▸ Items from a dataset
+===+

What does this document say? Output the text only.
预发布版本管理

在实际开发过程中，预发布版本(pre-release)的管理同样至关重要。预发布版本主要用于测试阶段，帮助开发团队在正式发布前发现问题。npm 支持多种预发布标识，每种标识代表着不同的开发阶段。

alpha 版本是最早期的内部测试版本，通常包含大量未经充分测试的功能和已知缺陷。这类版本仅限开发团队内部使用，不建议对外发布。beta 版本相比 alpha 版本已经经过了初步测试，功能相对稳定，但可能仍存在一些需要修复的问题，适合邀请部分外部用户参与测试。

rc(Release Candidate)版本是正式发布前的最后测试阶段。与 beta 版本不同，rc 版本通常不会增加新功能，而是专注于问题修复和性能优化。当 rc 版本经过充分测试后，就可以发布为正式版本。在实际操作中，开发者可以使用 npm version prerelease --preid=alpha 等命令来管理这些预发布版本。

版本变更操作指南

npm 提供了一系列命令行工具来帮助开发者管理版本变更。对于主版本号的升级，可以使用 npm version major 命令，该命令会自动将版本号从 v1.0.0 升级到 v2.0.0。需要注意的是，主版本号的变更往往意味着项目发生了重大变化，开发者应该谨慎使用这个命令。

+===+

▸ Aim
Every line of the data above should be reproduced word for word.

▸ Result of the task
What does this document say? Output the text only.
预发布版本管理

在实际开发过程中，预发布版本(pre-release)的管理同样至关重要。预发布版本主要用于测试阶段，帮助开发团队在正式发布前发现问题。npm 支持多种预发布标识，每种标识代表着不同的开发阶段。

alpha 版本是最早期的内部测试版本，通常包含大量未经充分测试的功能和已知缺陷。这类版本仅限开发团队内部使用，不建议对外发布。beta 版本相比 alpha 版本已经经过了初步测试，功能相对稳定，但可能仍存在一些需要修复的问题，适合邀请部分外部用户参与测试。

rc(Release Candidate)版本是正式发布前的最后测试阶段。与 beta 版本不同，rc 版本通常不会增加新功能，而是专注于问题修复和性能优化。当 rc 版本经过充分测试后，就可以发布为正式版本。在实际操作中，开发者可以使用 npm version prerelease --preid=alpha 等命令来管理这些预发布版本。

版本变更操作指南

npm 提供了一系列命令行工具来帮助开发者管理版本变更。对于主版本号的升级，可以使用 npm version major 命令，该命令会自动将版本号从 v1.0.0 升级到 v2.0.0。需要注意的是，主版本号的变更往往意味着项目发生了重大变化，开发者应该谨慎使用这个命令。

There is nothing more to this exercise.